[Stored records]
:::::
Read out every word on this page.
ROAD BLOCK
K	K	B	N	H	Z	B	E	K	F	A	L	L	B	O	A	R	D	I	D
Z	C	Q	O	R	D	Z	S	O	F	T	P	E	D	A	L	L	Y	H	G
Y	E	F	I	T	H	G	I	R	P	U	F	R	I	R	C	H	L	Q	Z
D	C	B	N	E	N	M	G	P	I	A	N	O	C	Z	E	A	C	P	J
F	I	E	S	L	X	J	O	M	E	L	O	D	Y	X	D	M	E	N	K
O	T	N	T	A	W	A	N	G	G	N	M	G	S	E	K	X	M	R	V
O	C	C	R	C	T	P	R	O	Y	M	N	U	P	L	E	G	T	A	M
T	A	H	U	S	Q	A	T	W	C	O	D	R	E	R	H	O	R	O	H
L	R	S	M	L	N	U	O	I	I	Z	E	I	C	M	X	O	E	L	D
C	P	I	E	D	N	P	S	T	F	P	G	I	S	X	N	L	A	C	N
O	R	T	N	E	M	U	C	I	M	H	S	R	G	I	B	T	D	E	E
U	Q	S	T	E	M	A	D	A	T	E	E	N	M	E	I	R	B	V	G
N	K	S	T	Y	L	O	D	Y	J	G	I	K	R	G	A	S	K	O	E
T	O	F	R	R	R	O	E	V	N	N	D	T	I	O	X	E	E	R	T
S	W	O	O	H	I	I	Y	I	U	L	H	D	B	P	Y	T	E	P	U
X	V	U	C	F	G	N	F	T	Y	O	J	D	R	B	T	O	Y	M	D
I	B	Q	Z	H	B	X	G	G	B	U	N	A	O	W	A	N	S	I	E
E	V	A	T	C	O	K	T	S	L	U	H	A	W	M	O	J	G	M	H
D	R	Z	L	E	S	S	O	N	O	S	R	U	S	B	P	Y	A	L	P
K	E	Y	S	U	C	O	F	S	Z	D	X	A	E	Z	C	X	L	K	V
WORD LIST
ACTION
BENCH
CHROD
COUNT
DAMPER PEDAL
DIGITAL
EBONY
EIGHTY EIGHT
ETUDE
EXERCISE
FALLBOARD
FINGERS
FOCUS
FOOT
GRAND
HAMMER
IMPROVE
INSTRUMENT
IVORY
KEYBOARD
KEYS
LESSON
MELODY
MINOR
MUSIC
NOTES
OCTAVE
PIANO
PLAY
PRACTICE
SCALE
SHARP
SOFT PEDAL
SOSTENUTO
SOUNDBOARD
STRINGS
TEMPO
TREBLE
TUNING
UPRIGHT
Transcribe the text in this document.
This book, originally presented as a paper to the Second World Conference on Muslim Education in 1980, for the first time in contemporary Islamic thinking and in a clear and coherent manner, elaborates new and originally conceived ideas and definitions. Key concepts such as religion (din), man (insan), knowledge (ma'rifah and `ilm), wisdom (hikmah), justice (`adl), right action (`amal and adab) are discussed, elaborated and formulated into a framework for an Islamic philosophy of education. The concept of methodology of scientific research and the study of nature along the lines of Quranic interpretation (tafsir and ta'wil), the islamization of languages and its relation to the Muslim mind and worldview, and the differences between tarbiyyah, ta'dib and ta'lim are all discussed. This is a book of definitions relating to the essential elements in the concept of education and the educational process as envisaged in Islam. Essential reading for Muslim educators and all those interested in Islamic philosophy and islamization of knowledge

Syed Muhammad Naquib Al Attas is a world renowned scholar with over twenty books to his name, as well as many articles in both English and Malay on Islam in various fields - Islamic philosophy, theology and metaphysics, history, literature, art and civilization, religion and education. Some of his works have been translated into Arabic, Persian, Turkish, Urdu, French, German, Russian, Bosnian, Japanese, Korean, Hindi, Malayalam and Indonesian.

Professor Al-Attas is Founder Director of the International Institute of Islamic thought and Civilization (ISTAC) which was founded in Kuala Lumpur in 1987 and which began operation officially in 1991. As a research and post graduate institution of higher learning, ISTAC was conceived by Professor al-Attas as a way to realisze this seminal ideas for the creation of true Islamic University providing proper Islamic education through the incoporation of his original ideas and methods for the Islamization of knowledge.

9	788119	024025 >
:::::
> Work to do
Using the data above, return each line exactly as written.

> Written answer
Read out every word on this page.
ROAD BLOCK
K	K	B	N	H	Z	B	E	K	F	A	L	L	B	O	A	R	D	I	D
Z	C	Q	O	R	D	Z	S	O	F	T	P	E	D	A	L	L	Y	H	G
Y	E	F	I	T	H	G	I	R	P	U	F	R	I	R	C	H	L	Q	Z
D	C	B	N	E	N	M	G	P	I	A	N	O	C	Z	E	A	C	P	J
F	I	E	S	L	X	J	O	M	E	L	O	D	Y	X	D	M	E	N	K
O	T	N	T	A	W	A	N	G	G	N	M	G	S	E	K	X	M	R	V
O	C	C	R	C	T	P	R	O	Y	M	N	U	P	L	E	G	T	A	M
T	A	H	U	S	Q	A	T	W	C	O	D	R	E	R	H	O	R	O	H
L	R	S	M	L	N	U	O	I	I	Z	E	I	C	M	X	O	E	L	D
C	P	I	E	D	N	P	S	T	F	P	G	I	S	X	N	L	A	C	N
O	R	T	N	E	M	U	C	I	M	H	S	R	G	I	B	T	D	E	E
U	Q	S	T	E	M	A	D	A	T	E	E	N	M	E	I	R	B	V	G
N	K	S	T	Y	L	O	D	Y	J	G	I	K	R	G	A	S	K	O	E
T	O	F	R	R	R	O	E	V	N	N	D	T	I	O	X	E	E	R	T
S	W	O	O	H	I	I	Y	I	U	L	H	D	B	P	Y	T	E	P	U
X	V	U	C	F	G	N	F	T	Y	O	J	D	R	B	T	O	Y	M	D
I	B	Q	Z	H	B	X	G	G	B	U	N	A	O	W	A	N	S	I	E
E	V	A	T	C	O	K	T	S	L	U	H	A	W	M	O	J	G	M	H
D	R	Z	L	E	S	S	O	N	O	S	R	U	S	B	P	Y	A	L	P
K	E	Y	S	U	C	O	F	S	Z	D	X	A	E	Z	C	X	L	K	V
WORD LIST
ACTION
BENCH
CHROD
COUNT
DAMPER PEDAL
DIGITAL
EBONY
EIGHTY EIGHT
ETUDE
EXERCISE
FALLBOARD
FINGERS
FOCUS
FOOT
GRAND
HAMMER
IMPROVE
INSTRUMENT
IVORY
KEYBOARD
KEYS
LESSON
MELODY
MINOR
MUSIC
NOTES
OCTAVE
PIANO
PLAY
PRACTICE
SCALE
SHARP
SOFT PEDAL
SOSTENUTO
SOUNDBOARD
STRINGS
TEMPO
TREBLE
TUNING
UPRIGHT
Transcribe the text in this document.
This book, originally presented as a paper to the Second World Conference on Muslim Education in 1980, for the first time in contemporary Islamic thinking and in a clear and coherent manner, elaborates new and originally conceived ideas and definitions. Key concepts such as religion (din), man (insan), knowledge (ma'rifah and `ilm), wisdom (hikmah), justice (`adl), right action (`amal and adab) are discussed, elaborated and formulated into a framework for an Islamic philosophy of education. The concept of methodology of scientific research and the study of nature along the lines of Quranic interpretation (tafsir and ta'wil), the islamization of languages and its relation to the Muslim mind and worldview, and the differences between tarbiyyah, ta'dib and ta'lim are all discussed. This is a book of definitions relating to the essential elements in the concept of education and the educational process as envisaged in Islam. Essential reading for Muslim educators and all those interested in Islamic philosophy and islamization of knowledge

Syed Muhammad Naquib Al Attas is a world renowned scholar with over twenty books to his name, as well as many articles in both English and Malay on Islam in various fields - Islamic philosophy, theology and metaphysics, history, literature, art and civilization, religion and education. Some of his works have been translated into Arabic, Persian, Turkish, Urdu, French, German, Russian, Bosnian, Japanese, Korean, Hindi, Malayalam and Indonesian.

Professor Al-Attas is Founder Director of the International Institute of Islamic thought and Civilization (ISTAC) which was founded in Kuala Lumpur in 1987 and which began operation officially in 1991. As a research and post graduate institution of higher learning, ISTAC was conceived by Professor al-Attas as a way to realisze this seminal ideas for the creation of true Islamic University providing proper Islamic education through the incoporation of his original ideas and methods for the Islamization of knowledge.

9	788119	024025 >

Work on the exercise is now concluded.